Task brief: Report the count of lines holding "from" in the records, with no other words.

********************

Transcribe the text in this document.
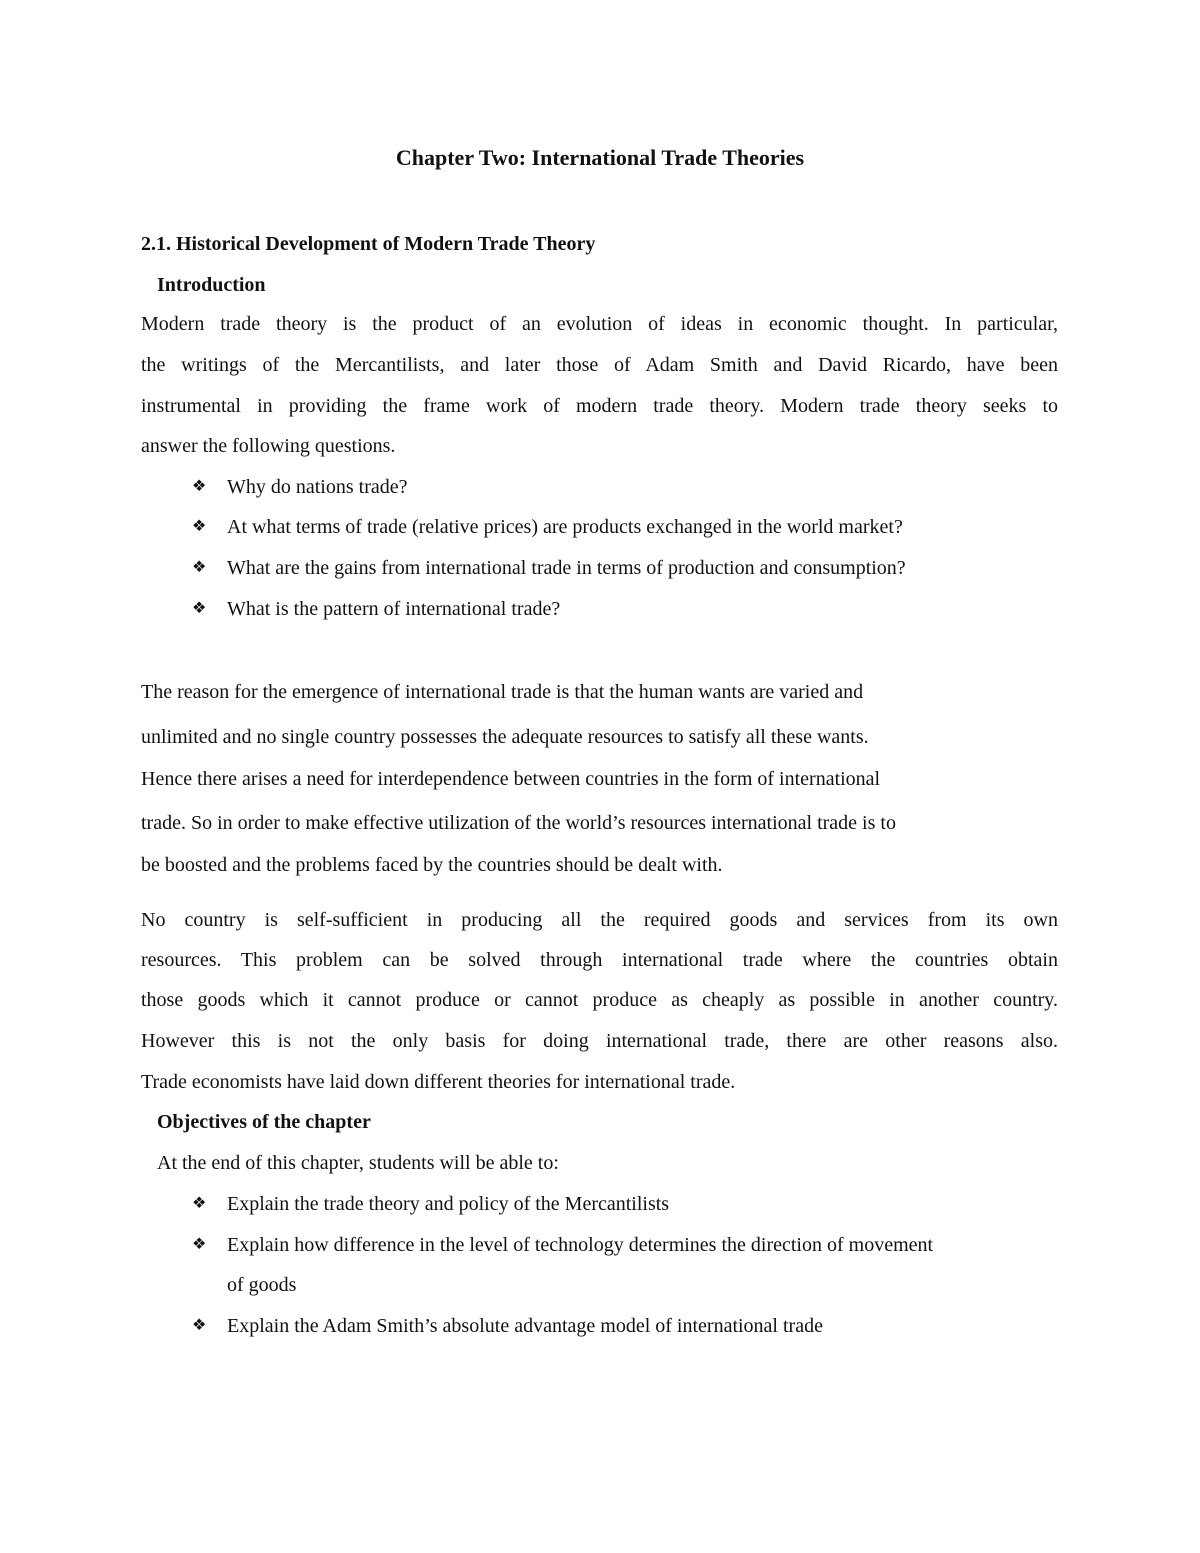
Chapter Two: International Trade Theories
2.1. Historical Development of Modern Trade Theory
Introduction
Modern trade theory is the product of an evolution of ideas in economic thought. In particular,
the writings of the Mercantilists, and later those of Adam Smith and David Ricardo, have been
instrumental in providing the frame work of modern trade theory. Modern trade theory seeks to
answer the following questions.
❖ Why do nations trade?
❖ At what terms of trade (relative prices) are products exchanged in the world market?
❖ What are the gains from international trade in terms of production and consumption?
❖ What is the pattern of international trade?
The reason for the emergence of international trade is that the human wants are varied and
unlimited and no single country possesses the adequate resources to satisfy all these wants.
Hence there arises a need for interdependence between countries in the form of international
trade. So in order to make effective utilization of the world’s resources international trade is to
be boosted and the problems faced by the countries should be dealt with.
No country is self-sufficient in producing all the required goods and services from its own
resources. This problem can be solved through international trade where the countries obtain
those goods which it cannot produce or cannot produce as cheaply as possible in another country.
However this is not the only basis for doing international trade, there are other reasons also.
Trade economists have laid down different theories for international trade.
Objectives of the chapter
At the end of this chapter, students will be able to:
❖ Explain the trade theory and policy of the Mercantilists
❖ Explain how difference in the level of technology determines the direction of movement
of goods
❖ Explain the Adam Smith’s absolute advantage model of international trade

********************

Answer in full: 2